◆ Exercise task:
Images embedded in the records are excluded; print everything else exactly as given.

◆ The data:
□ □ □ □ □ □ □

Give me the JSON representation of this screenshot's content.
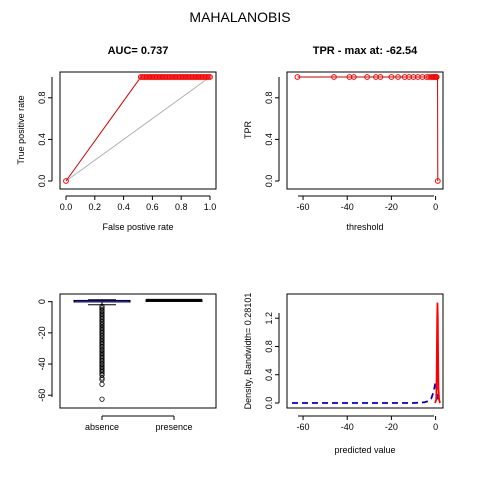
{
  "page_title": "MAHALANOBIS",
  "chart_data": [
    {
      "id": "roc",
      "type": "line",
      "title_prefix": "AUC= ",
      "title_value": "0.737",
      "xlabel": "False postive rate",
      "ylabel": "True positive rate",
      "xlim": [
        0,
        1
      ],
      "ylim": [
        0,
        1
      ],
      "xticks": [
        "0.0",
        "0.2",
        "0.4",
        "0.6",
        "0.8",
        "1.0"
      ],
      "yticks": [
        "0.0",
        "0.4",
        "0.8"
      ],
      "series": [
        {
          "name": "ROC curve",
          "color": "#cc0000",
          "x": [
            0,
            0.52,
            1.0
          ],
          "y": [
            0,
            1,
            1
          ]
        },
        {
          "name": "chance line",
          "color": "#b0b0b0",
          "x": [
            0,
            1
          ],
          "y": [
            0,
            1
          ]
        }
      ],
      "points": {
        "color": "#ff0000",
        "x": [
          0,
          0.52,
          0.53,
          0.54,
          0.55,
          0.56,
          0.57,
          0.58,
          0.59,
          0.6,
          0.61,
          0.62,
          0.63,
          0.64,
          0.65,
          0.66,
          0.67,
          0.68,
          0.69,
          0.7,
          0.71,
          0.72,
          0.73,
          0.74,
          0.75,
          0.76,
          0.77,
          0.78,
          0.79,
          0.8,
          0.81,
          0.82,
          0.83,
          0.84,
          0.85,
          0.86,
          0.87,
          0.88,
          0.89,
          0.9,
          0.91,
          0.92,
          0.93,
          0.94,
          0.95,
          0.96,
          0.97,
          0.98,
          0.99,
          1.0
        ],
        "y_default": 1,
        "first_y": 0
      }
    },
    {
      "id": "tpr",
      "type": "line",
      "title_prefix": "TPR - max at: ",
      "title_value": "-62.54",
      "xlabel": "threshold",
      "ylabel": "TPR",
      "xlim": [
        -65,
        2
      ],
      "ylim": [
        0,
        1
      ],
      "xticks": [
        "-60",
        "-40",
        "-20",
        "0"
      ],
      "yticks": [
        "0.0",
        "0.4",
        "0.8"
      ],
      "series": [
        {
          "name": "TPR",
          "color": "#cc0000",
          "x": [
            -62.54,
            0.5,
            0.9,
            1.0
          ],
          "y": [
            1,
            1,
            1,
            0
          ]
        }
      ],
      "points": {
        "color": "#ff0000",
        "x": [
          -62.54,
          -46,
          -39,
          -37,
          -31,
          -27,
          -25,
          -20,
          -17,
          -14,
          -12,
          -10,
          -8,
          -6,
          -4,
          -3,
          -2,
          -1.5,
          -1,
          -0.5,
          0,
          0.3,
          0.5,
          1.0
        ],
        "y": [
          1,
          1,
          1,
          1,
          1,
          1,
          1,
          1,
          1,
          1,
          1,
          1,
          1,
          1,
          1,
          1,
          1,
          1,
          1,
          1,
          1,
          1,
          1,
          0
        ]
      }
    },
    {
      "id": "boxplot",
      "type": "boxplot",
      "categories": [
        "absence",
        "presence"
      ],
      "ylim": [
        -65,
        3
      ],
      "yticks": [
        "0",
        "-20",
        "-40",
        "-60"
      ],
      "boxes": [
        {
          "name": "absence",
          "min": -2,
          "q1": -0.2,
          "median": 0.3,
          "q3": 0.8,
          "max": 1.2,
          "outliers": [
            -62.54,
            -53,
            -50,
            -49,
            -47,
            -46,
            -45,
            -44,
            -43,
            -42,
            -41,
            -40,
            -39,
            -38,
            -37,
            -36,
            -35,
            -34,
            -33,
            -32,
            -31,
            -30,
            -29,
            -28,
            -27,
            -26,
            -25,
            -24,
            -23,
            -22,
            -21,
            -20,
            -19,
            -18,
            -17,
            -16,
            -15,
            -14,
            -13,
            -12,
            -11,
            -10,
            -9,
            -8,
            -7,
            -6,
            -5,
            -4,
            -3
          ]
        },
        {
          "name": "presence",
          "min": 0.7,
          "q1": 0.9,
          "median": 1.0,
          "q3": 1.1,
          "max": 1.3,
          "outliers": []
        }
      ]
    },
    {
      "id": "density",
      "type": "line",
      "xlabel": "predicted value",
      "ylabel_prefix": "Density, Bandwidth= ",
      "ylabel_value": "0.28101",
      "xlim": [
        -65,
        2
      ],
      "ylim": [
        0,
        1.5
      ],
      "xticks": [
        "-60",
        "-40",
        "-20",
        "0"
      ],
      "yticks": [
        "0.0",
        "0.4",
        "0.8",
        "1.2"
      ],
      "series": [
        {
          "name": "absence",
          "color": "#0000cc",
          "dashed": true,
          "x": [
            -65,
            -10,
            -5,
            -3,
            -2,
            -1,
            -0.5,
            0,
            0.5,
            1.0
          ],
          "y": [
            0,
            0,
            0.01,
            0.03,
            0.06,
            0.15,
            0.22,
            0.3,
            0.2,
            0.05
          ]
        },
        {
          "name": "presence",
          "color": "#ff0000",
          "dashed": false,
          "x": [
            -0.2,
            0.3,
            0.5,
            0.7,
            0.85,
            1.0,
            1.15,
            1.3,
            1.6,
            2.0
          ],
          "y": [
            0,
            0.05,
            0.4,
            1.1,
            1.42,
            1.2,
            0.6,
            0.2,
            0.05,
            0
          ]
        }
      ]
    }
  ]
}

□ □ □ □ □ □ □

◆ Finished answer:
Give me the JSON representation of this screenshot's content.
{
  "page_title": "MAHALANOBIS",
  "chart_data": [
    {
      "id": "roc",
      "type": "line",
      "title_prefix": "AUC= ",
      "title_value": "0.737",
      "xlabel": "False postive rate",
      "ylabel": "True positive rate",
      "xlim": [
        0,
        1
      ],
      "ylim": [
        0,
        1
      ],
      "xticks": [
        "0.0",
        "0.2",
        "0.4",
        "0.6",
        "0.8",
        "1.0"
      ],
      "yticks": [
        "0.0",
        "0.4",
        "0.8"
      ],
      "series": [
        {
          "name": "ROC curve",
          "color": "#cc0000",
          "x": [
            0,
            0.52,
            1.0
          ],
          "y": [
            0,
            1,
            1
          ]
        },
        {
          "name": "chance line",
          "color": "#b0b0b0",
          "x": [
            0,
            1
          ],
          "y": [
            0,
            1
          ]
        }
      ],
      "points": {
        "color": "#ff0000",
        "x": [
          0,
          0.52,
          0.53,
          0.54,
          0.55,
          0.56,
          0.57,
          0.58,
          0.59,
          0.6,
          0.61,
          0.62,
          0.63,
          0.64,
          0.65,
          0.66,
          0.67,
          0.68,
          0.69,
          0.7,
          0.71,
          0.72,
          0.73,
          0.74,
          0.75,
          0.76,
          0.77,
          0.78,
          0.79,
          0.8,
          0.81,
          0.82,
          0.83,
          0.84,
          0.85,
          0.86,
          0.87,
          0.88,
          0.89,
          0.9,
          0.91,
          0.92,
          0.93,
          0.94,
          0.95,
          0.96,
          0.97,
          0.98,
          0.99,
          1.0
        ],
        "y_default": 1,
        "first_y": 0
      }
    },
    {
      "id": "tpr",
      "type": "line",
      "title_prefix": "TPR - max at: ",
      "title_value": "-62.54",
      "xlabel": "threshold",
      "ylabel": "TPR",
      "xlim": [
        -65,
        2
      ],
      "ylim": [
        0,
        1
      ],
      "xticks": [
        "-60",
        "-40",
        "-20",
        "0"
      ],
      "yticks": [
        "0.0",
        "0.4",
        "0.8"
      ],
      "series": [
        {
          "name": "TPR",
          "color": "#cc0000",
          "x": [
            -62.54,
            0.5,
            0.9,
            1.0
          ],
          "y": [
            1,
            1,
            1,
            0
          ]
        }
      ],
      "points": {
        "color": "#ff0000",
        "x": [
          -62.54,
          -46,
          -39,
          -37,
          -31,
          -27,
          -25,
          -20,
          -17,
          -14,
          -12,
          -10,
          -8,
          -6,
          -4,
          -3,
          -2,
          -1.5,
          -1,
          -0.5,
          0,
          0.3,
          0.5,
          1.0
        ],
        "y": [
          1,
          1,
          1,
          1,
          1,
          1,
          1,
          1,
          1,
          1,
          1,
          1,
          1,
          1,
          1,
          1,
          1,
          1,
          1,
          1,
          1,
          1,
          1,
          0
        ]
      }
    },
    {
      "id": "boxplot",
      "type": "boxplot",
      "categories": [
        "absence",
        "presence"
      ],
      "ylim": [
        -65,
        3
      ],
      "yticks": [
        "0",
        "-20",
        "-40",
        "-60"
      ],
      "boxes": [
        {
          "name": "absence",
          "min": -2,
          "q1": -0.2,
          "median": 0.3,
          "q3": 0.8,
          "max": 1.2,
          "outliers": [
            -62.54,
            -53,
            -50,
            -49,
            -47,
            -46,
            -45,
            -44,
            -43,
            -42,
            -41,
            -40,
            -39,
            -38,
            -37,
            -36,
            -35,
            -34,
            -33,
            -32,
            -31,
            -30,
            -29,
            -28,
            -27,
            -26,
            -25,
            -24,
            -23,
            -22,
            -21,
            -20,
            -19,
            -18,
            -17,
            -16,
            -15,
            -14,
            -13,
            -12,
            -11,
            -10,
            -9,
            -8,
            -7,
            -6,
            -5,
            -4,
            -3
          ]
        },
        {
          "name": "presence",
          "min": 0.7,
          "q1": 0.9,
          "median": 1.0,
          "q3": 1.1,
          "max": 1.3,
          "outliers": []
        }
      ]
    },
    {
      "id": "density",
      "type": "line",
      "xlabel": "predicted value",
      "ylabel_prefix": "Density, Bandwidth= ",
      "ylabel_value": "0.28101",
      "xlim": [
        -65,
        2
      ],
      "ylim": [
        0,
        1.5
      ],
      "xticks": [
        "-60",
        "-40",
        "-20",
        "0"
      ],
      "yticks": [
        "0.0",
        "0.4",
        "0.8",
        "1.2"
      ],
      "series": [
        {
          "name": "absence",
          "color": "#0000cc",
          "dashed": true,
          "x": [
            -65,
            -10,
            -5,
            -3,
            -2,
            -1,
            -0.5,
            0,
            0.5,
            1.0
          ],
          "y": [
            0,
            0,
            0.01,
            0.03,
            0.06,
            0.15,
            0.22,
            0.3,
            0.2,
            0.05
          ]
        },
        {
          "name": "presence",
          "color": "#ff0000",
          "dashed": false,
          "x": [
            -0.2,
            0.3,
            0.5,
            0.7,
            0.85,
            1.0,
            1.15,
            1.3,
            1.6,
            2.0
          ],
          "y": [
            0,
            0.05,
            0.4,
            1.1,
            1.42,
            1.2,
            0.6,
            0.2,
            0.05,
            0
          ]
        }
      ]
    }
  ]
}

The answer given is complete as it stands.